* [Stored records]:
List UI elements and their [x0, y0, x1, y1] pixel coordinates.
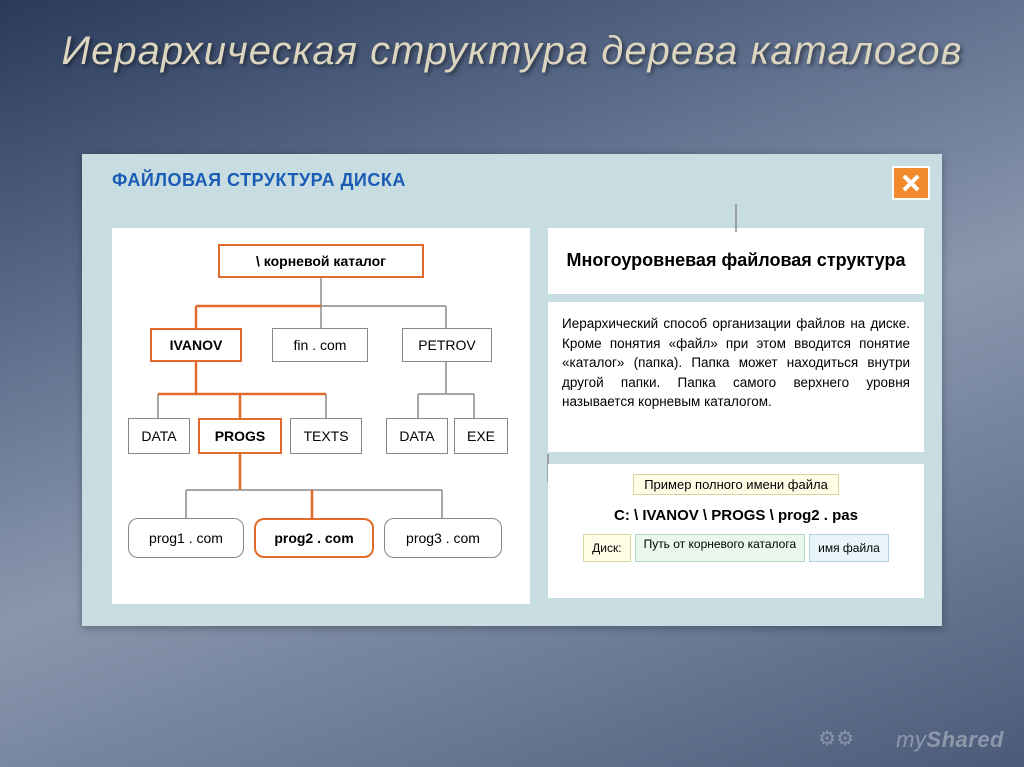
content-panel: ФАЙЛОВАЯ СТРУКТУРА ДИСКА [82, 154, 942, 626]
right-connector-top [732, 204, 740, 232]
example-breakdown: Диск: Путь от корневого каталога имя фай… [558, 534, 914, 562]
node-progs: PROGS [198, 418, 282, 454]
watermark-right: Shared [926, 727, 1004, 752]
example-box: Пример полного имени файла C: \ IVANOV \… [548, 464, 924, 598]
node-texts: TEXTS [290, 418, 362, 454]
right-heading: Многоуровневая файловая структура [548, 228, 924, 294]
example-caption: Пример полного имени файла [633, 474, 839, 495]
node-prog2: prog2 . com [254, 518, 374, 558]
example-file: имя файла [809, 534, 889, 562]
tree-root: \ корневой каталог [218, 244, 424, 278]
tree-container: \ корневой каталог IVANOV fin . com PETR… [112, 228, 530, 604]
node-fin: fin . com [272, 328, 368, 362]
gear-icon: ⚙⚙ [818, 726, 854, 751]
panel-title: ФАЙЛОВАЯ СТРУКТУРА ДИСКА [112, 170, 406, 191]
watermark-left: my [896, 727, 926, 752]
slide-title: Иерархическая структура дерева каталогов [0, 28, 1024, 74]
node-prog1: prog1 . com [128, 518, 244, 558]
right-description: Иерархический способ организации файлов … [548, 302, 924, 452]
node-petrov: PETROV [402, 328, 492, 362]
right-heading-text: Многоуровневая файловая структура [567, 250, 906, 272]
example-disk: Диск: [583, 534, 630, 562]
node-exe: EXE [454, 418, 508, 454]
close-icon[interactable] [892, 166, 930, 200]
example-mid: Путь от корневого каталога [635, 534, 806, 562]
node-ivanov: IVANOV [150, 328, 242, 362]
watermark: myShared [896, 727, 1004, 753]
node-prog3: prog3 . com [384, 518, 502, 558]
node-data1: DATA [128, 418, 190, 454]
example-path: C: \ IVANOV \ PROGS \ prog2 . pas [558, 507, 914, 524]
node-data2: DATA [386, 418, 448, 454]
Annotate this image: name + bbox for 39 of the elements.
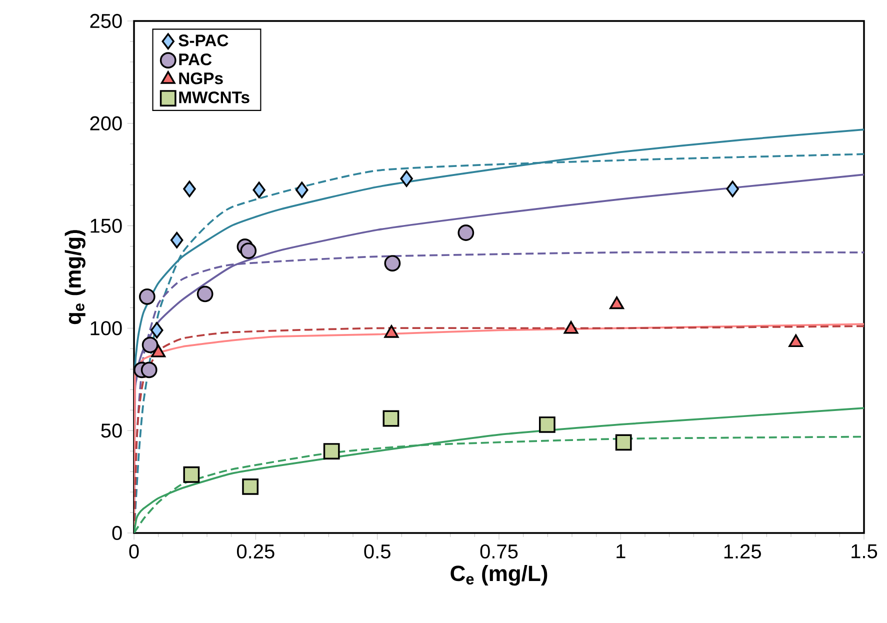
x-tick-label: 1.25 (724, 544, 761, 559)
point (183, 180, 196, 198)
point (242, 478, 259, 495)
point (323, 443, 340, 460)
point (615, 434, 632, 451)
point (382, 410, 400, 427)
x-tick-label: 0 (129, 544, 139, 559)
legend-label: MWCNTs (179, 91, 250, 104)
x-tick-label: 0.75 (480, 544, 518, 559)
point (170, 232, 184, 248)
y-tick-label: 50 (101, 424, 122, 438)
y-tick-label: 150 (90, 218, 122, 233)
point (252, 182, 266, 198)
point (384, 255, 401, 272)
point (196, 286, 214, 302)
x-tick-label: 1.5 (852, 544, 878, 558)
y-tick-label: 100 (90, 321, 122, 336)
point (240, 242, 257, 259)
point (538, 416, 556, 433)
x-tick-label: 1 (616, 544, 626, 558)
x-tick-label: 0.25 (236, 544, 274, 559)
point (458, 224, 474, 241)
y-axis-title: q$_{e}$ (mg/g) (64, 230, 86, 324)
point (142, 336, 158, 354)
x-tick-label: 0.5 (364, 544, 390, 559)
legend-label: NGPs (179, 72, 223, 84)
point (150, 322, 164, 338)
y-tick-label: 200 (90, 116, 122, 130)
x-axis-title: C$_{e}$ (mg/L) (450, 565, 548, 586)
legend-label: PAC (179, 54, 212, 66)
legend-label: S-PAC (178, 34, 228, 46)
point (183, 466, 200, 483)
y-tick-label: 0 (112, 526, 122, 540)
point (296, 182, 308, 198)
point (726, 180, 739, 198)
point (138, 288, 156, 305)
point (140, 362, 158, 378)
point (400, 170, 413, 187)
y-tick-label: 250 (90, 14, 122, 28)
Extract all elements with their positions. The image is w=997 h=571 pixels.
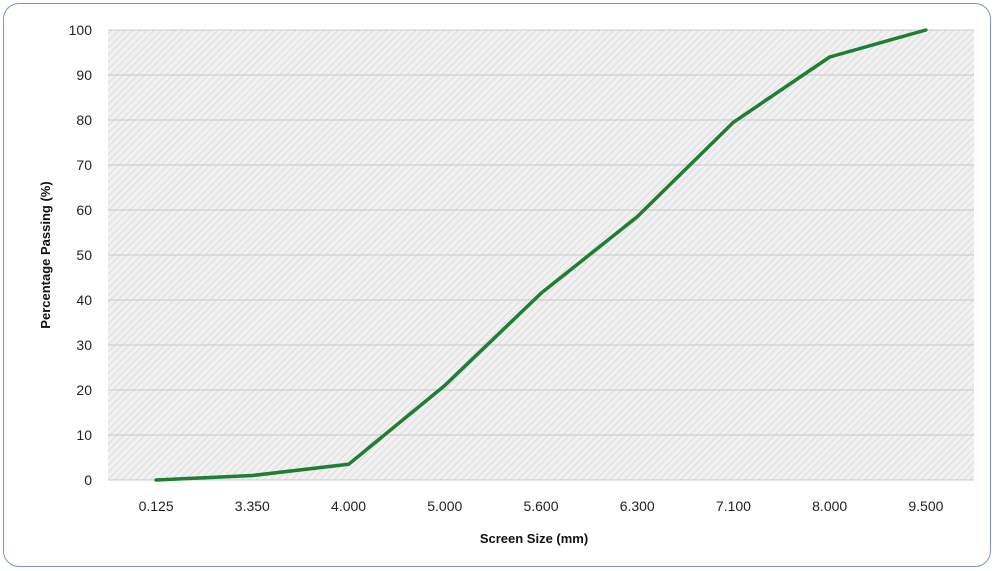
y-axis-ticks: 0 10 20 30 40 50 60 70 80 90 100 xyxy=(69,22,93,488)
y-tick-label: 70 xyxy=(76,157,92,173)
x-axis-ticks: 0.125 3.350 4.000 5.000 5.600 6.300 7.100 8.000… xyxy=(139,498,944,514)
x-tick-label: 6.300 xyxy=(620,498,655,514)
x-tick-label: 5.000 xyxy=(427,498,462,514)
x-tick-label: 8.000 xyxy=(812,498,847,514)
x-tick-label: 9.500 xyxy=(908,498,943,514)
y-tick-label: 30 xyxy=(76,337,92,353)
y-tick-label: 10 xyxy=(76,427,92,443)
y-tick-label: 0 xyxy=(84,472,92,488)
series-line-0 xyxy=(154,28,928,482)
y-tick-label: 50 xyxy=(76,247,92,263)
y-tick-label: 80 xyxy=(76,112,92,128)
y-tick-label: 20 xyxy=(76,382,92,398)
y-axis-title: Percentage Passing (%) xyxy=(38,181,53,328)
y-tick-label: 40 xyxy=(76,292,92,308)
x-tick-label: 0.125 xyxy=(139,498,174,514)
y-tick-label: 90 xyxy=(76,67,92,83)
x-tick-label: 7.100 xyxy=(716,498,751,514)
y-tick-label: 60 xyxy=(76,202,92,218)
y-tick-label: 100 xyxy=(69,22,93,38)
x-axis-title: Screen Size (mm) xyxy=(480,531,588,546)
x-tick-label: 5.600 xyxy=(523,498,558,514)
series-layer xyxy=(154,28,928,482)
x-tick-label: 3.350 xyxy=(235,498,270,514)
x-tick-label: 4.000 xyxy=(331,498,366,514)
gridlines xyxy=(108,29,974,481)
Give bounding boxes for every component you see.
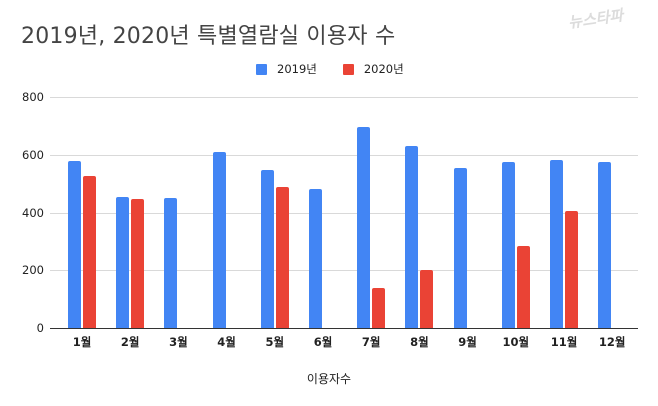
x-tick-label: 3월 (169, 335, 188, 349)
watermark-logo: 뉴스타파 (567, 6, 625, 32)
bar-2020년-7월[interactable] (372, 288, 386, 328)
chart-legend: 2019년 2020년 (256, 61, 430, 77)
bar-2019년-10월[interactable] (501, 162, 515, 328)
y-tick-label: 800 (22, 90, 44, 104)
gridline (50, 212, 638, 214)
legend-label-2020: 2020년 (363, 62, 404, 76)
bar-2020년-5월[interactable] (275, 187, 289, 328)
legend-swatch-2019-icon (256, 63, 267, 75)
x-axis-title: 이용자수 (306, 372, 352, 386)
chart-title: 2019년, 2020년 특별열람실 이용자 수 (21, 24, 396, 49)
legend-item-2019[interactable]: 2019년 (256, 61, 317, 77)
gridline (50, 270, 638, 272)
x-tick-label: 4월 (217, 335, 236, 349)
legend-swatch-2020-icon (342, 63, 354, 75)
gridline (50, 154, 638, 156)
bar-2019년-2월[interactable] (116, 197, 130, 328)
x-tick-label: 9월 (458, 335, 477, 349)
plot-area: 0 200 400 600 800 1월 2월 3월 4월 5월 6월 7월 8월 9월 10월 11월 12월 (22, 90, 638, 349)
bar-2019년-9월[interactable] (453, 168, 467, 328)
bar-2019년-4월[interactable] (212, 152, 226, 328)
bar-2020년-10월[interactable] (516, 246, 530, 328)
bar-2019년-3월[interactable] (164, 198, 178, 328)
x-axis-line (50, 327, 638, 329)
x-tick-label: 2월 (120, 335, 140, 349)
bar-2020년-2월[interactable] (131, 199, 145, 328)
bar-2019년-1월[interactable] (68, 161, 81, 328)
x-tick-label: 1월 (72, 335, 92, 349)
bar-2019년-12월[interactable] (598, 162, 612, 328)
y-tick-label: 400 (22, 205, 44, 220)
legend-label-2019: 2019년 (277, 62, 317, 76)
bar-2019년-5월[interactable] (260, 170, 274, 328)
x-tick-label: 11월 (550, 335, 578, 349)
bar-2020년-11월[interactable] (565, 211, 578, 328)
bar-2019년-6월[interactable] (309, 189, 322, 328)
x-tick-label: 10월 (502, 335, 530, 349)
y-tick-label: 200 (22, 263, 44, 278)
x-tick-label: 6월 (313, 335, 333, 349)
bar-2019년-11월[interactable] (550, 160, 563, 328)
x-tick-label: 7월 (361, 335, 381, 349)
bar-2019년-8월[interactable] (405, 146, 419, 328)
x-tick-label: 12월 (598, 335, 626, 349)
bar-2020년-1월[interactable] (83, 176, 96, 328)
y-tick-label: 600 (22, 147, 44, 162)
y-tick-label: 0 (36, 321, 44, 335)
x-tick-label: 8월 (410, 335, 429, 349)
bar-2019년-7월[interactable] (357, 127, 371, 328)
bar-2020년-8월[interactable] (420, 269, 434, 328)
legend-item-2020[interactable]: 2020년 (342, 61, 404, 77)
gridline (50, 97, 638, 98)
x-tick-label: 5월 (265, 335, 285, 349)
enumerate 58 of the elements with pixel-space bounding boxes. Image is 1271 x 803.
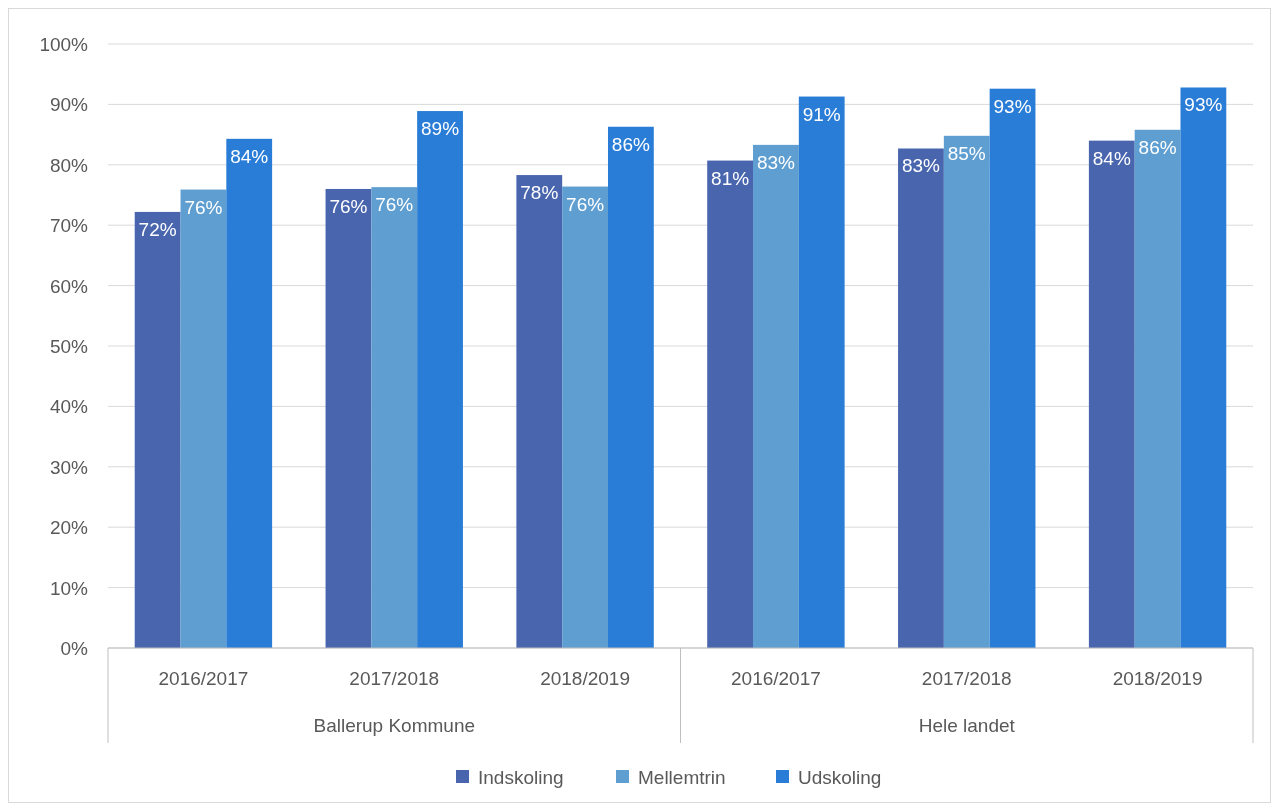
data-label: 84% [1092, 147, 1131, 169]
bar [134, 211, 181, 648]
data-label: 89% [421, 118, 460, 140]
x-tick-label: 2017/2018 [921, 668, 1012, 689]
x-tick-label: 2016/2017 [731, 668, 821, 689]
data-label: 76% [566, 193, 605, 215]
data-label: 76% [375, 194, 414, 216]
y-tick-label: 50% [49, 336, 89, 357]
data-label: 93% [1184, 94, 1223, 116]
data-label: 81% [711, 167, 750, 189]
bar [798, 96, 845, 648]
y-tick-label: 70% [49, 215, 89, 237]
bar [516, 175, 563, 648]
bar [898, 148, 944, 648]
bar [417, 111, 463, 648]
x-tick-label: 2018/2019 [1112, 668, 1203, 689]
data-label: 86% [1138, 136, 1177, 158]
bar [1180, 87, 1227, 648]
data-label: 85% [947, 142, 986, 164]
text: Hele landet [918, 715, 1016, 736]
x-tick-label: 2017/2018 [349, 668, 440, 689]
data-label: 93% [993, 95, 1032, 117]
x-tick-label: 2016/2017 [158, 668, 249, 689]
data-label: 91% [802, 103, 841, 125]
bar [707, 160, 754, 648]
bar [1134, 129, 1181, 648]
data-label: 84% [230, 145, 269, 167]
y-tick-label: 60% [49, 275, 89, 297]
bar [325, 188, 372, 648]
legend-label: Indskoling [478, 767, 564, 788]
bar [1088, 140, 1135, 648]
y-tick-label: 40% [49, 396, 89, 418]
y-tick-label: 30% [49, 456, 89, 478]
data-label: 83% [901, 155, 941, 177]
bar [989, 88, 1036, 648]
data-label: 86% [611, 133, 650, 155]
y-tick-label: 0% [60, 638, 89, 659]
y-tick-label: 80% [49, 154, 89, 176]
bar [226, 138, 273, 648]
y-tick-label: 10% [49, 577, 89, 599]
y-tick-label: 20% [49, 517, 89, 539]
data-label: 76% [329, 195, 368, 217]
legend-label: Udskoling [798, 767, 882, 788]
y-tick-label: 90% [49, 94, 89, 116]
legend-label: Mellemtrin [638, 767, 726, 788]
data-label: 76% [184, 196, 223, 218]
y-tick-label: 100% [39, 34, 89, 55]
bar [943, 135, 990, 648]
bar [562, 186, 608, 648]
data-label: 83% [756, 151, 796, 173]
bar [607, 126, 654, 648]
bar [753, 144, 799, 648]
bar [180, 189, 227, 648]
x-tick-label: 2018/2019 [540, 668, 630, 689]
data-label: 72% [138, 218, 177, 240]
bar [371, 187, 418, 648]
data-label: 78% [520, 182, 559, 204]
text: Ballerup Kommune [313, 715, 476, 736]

* [Task statement]: Return the lines from the one containing "content-panel: ФАЙЛОВАЯ СТРУКТУРА" through the one containing "example-caption: Пример полного", inclusive, reproducing each line unchanged.

* [Answer below]:
content-panel: ФАЙЛОВАЯ СТРУКТУРА ДИСКА [82, 154, 942, 626]
right-connector-top [732, 204, 740, 232]
example-breakdown: Диск: Путь от корневого каталога имя фай… [558, 534, 914, 562]
node-progs: PROGS [198, 418, 282, 454]
watermark-right: Shared [926, 727, 1004, 752]
example-box: Пример полного имени файла C: \ IVANOV \… [548, 464, 924, 598]
node-texts: TEXTS [290, 418, 362, 454]
right-heading: Многоуровневая файловая структура [548, 228, 924, 294]
example-caption: Пример полного имени файла [633, 474, 839, 495]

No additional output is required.